* **REQUIRED TASK**
Copy every line that holds "Graduation".

* **RECORDED DATA**

* * * *

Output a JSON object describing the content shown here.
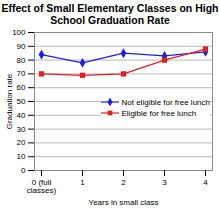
{
  "chart_data": {
    "type": "line",
    "title": "Effect of Small Elementary Classes on High School Graduation Rate",
    "x_label": "Years in small class",
    "y_label": "Graduation rate",
    "categories": [
      "0 (full classes)",
      "1",
      "2",
      "3",
      "4"
    ],
    "series": [
      {
        "name": "Not eligible for free lunch",
        "color": "#1f1fe0",
        "marker": "diamond",
        "values": [
          84,
          78,
          85,
          83,
          86
        ]
      },
      {
        "name": "Eligible for free lunch",
        "color": "#e02020",
        "marker": "square",
        "values": [
          70,
          69,
          70,
          80,
          88
        ]
      }
    ],
    "ylim": [
      0,
      100
    ],
    "yticks": [
      0,
      10,
      20,
      30,
      40,
      50,
      60,
      70,
      80,
      90,
      100
    ],
    "grid": true,
    "legend": "right"
  }
}
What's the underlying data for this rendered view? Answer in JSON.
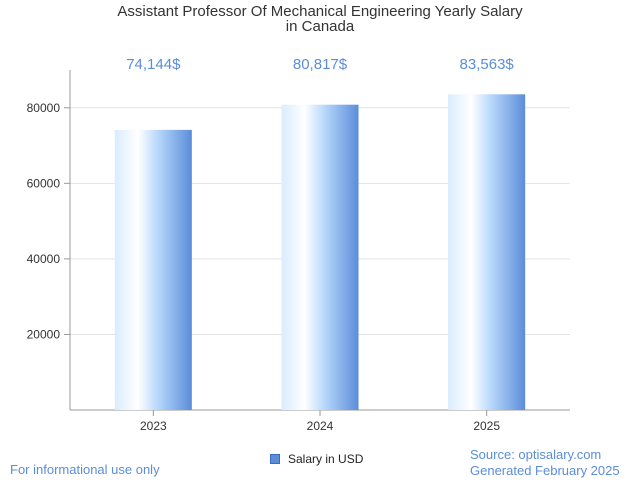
{
  "chart_data": {
    "type": "bar",
    "title_lines": [
      "Assistant Professor Of Mechanical Engineering Yearly Salary",
      "in Canada"
    ],
    "categories": [
      "2023",
      "2024",
      "2025"
    ],
    "series": [
      {
        "name": "Salary in USD",
        "values": [
          74144,
          80817,
          83563
        ]
      }
    ],
    "data_labels": [
      "74,144$",
      "80,817$",
      "83,563$"
    ],
    "y_ticks": [
      20000,
      40000,
      60000,
      80000
    ],
    "ylim": [
      0,
      90000
    ],
    "grid": true,
    "legend_position": "bottom-center",
    "colors": {
      "bar_light": "#ffffff",
      "bar_mid": "#a9cffb",
      "bar_dark": "#5b8dd9",
      "label": "#5b8dd9"
    }
  },
  "footer": {
    "left": "For informational use only",
    "source": "Source: optisalary.com",
    "generated": "Generated February 2025"
  }
}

* * * *

* **TASK SOLUTION**
    "title": "Effect of Small Elementary Classes on High School Graduation Rate",
    "y_label": "Graduation rate",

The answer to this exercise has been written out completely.